▶ **Data**
* * *

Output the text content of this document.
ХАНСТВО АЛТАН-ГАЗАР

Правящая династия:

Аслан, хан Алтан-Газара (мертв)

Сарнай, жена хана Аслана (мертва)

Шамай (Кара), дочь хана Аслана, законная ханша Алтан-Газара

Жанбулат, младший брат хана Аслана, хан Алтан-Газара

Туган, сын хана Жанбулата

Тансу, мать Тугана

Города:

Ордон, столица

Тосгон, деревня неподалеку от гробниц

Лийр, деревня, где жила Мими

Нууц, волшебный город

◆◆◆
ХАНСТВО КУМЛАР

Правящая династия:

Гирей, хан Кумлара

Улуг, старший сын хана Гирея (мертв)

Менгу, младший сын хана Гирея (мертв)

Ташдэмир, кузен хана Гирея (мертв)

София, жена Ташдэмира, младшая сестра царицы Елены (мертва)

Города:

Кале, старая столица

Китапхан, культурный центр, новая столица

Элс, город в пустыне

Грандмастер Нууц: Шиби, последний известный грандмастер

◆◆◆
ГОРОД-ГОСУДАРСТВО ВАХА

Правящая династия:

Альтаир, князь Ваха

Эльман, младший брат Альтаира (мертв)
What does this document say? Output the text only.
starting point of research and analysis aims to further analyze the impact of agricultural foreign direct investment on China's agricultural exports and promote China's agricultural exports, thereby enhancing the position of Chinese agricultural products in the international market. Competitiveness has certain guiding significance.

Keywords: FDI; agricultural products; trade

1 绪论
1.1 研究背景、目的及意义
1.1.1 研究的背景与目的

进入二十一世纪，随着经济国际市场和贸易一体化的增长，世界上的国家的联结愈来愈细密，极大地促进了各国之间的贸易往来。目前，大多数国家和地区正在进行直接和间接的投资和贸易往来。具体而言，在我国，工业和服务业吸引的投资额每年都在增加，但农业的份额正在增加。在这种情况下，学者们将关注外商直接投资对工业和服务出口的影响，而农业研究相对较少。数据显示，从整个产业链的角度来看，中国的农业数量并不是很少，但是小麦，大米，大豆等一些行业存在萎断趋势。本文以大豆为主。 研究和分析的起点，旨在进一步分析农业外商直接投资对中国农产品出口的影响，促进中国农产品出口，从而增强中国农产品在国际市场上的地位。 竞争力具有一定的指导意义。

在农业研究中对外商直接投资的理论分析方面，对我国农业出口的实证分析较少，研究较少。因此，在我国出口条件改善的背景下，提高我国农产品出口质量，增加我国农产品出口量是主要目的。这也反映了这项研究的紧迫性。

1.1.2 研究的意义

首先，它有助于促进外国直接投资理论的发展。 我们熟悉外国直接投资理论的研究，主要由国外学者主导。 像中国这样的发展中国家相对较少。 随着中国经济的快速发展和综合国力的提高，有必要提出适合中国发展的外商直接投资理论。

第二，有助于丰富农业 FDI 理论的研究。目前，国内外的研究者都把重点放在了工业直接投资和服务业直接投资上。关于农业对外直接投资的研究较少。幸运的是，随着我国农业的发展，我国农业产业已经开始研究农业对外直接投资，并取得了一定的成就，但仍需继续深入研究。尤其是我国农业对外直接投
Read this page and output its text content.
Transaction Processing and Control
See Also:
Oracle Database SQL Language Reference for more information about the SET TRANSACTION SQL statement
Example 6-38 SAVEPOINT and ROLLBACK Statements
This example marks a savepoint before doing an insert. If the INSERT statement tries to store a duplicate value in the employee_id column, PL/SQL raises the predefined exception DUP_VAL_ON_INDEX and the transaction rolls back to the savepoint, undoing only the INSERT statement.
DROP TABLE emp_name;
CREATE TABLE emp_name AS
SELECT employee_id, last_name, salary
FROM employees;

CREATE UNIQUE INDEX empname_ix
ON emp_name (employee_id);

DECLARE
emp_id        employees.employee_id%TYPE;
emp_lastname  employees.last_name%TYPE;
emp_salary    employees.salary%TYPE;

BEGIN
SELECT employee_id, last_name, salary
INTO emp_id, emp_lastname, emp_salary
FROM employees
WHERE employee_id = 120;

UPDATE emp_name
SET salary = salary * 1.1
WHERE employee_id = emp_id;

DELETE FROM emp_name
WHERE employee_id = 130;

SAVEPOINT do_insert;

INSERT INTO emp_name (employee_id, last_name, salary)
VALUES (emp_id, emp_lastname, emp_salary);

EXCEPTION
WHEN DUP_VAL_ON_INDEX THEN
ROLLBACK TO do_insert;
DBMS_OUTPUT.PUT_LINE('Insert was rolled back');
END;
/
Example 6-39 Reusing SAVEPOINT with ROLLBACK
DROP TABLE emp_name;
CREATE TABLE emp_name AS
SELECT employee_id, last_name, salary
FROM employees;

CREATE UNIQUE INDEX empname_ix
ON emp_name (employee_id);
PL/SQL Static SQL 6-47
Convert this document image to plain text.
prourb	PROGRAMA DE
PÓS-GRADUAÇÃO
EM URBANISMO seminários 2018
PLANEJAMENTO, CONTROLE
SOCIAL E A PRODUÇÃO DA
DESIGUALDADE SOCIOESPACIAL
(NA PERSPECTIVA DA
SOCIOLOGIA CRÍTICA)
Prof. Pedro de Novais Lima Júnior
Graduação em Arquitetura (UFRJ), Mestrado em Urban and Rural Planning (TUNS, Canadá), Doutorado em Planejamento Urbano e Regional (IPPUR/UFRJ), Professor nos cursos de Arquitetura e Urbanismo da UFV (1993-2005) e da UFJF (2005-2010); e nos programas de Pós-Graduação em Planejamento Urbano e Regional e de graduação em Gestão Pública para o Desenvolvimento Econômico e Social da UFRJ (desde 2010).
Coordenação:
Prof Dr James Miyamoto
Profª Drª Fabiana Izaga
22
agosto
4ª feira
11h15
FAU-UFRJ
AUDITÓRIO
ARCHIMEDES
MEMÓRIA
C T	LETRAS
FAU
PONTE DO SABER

* * *

▶ **To be done**
Find each line holding the string "мертва" and copy it out.

▶ **Answer in full**
Сарнай, жена хана Аслана (мертва)
София, жена Ташдэмира, младшая сестра царицы Елены (мертва)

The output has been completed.